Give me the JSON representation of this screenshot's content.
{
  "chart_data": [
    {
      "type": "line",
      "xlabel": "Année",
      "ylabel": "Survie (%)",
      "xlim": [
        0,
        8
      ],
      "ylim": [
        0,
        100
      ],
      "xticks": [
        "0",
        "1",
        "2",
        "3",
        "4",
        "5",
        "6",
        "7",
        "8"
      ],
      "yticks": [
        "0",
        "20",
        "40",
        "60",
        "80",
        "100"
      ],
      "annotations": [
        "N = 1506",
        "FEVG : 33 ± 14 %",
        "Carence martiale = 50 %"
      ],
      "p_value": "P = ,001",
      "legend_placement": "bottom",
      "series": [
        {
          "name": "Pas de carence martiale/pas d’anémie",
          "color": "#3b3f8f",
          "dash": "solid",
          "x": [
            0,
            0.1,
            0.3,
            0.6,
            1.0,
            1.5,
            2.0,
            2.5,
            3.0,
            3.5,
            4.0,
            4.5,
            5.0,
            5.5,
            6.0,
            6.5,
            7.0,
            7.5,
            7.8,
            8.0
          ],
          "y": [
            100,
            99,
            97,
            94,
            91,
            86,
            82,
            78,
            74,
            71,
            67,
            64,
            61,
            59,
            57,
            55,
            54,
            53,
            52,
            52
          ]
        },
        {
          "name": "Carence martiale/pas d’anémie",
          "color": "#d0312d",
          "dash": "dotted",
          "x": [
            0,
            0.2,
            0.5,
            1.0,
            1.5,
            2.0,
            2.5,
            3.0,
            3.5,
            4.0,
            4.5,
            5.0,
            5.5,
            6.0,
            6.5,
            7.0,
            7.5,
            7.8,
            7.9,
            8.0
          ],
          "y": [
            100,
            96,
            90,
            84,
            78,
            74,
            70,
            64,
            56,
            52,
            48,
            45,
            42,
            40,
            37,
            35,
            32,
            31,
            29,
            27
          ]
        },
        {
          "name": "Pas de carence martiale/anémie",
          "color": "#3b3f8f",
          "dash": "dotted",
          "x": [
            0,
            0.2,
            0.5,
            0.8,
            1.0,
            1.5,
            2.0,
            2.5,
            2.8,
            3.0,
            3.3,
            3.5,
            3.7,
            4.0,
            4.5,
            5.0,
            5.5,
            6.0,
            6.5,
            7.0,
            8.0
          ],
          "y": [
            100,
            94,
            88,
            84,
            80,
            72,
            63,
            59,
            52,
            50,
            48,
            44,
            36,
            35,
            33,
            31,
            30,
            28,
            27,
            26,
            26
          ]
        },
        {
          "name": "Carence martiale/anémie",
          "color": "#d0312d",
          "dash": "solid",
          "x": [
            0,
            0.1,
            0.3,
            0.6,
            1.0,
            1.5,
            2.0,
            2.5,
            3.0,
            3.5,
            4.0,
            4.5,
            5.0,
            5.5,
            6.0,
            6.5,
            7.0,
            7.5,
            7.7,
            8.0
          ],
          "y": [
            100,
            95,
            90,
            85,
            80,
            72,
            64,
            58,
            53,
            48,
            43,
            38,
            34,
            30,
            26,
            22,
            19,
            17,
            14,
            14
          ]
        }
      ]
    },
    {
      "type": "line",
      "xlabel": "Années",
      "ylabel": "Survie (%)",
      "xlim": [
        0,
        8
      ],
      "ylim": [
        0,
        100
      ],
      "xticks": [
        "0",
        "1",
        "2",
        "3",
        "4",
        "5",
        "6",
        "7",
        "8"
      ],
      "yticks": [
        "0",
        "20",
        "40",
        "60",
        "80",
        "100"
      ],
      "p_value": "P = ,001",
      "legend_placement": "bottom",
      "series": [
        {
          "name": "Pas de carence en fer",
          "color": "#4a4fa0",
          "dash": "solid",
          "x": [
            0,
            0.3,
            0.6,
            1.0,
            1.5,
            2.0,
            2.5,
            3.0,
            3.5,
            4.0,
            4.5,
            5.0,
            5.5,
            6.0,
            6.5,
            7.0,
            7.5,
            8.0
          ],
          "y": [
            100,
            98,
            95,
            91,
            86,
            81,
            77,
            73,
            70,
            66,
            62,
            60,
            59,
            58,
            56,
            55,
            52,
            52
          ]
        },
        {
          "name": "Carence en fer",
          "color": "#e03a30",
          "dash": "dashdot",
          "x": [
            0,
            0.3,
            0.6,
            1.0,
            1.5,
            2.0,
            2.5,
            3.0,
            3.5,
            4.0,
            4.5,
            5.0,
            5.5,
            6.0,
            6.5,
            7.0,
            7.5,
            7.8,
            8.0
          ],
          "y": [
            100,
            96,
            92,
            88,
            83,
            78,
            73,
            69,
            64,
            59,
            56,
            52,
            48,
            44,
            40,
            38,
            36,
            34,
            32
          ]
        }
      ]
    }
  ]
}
--- --- ---
## EXERCISE:
Nothing but a number is needed here: how many lines hold the string "name"?

## FINAL ANSWER:
6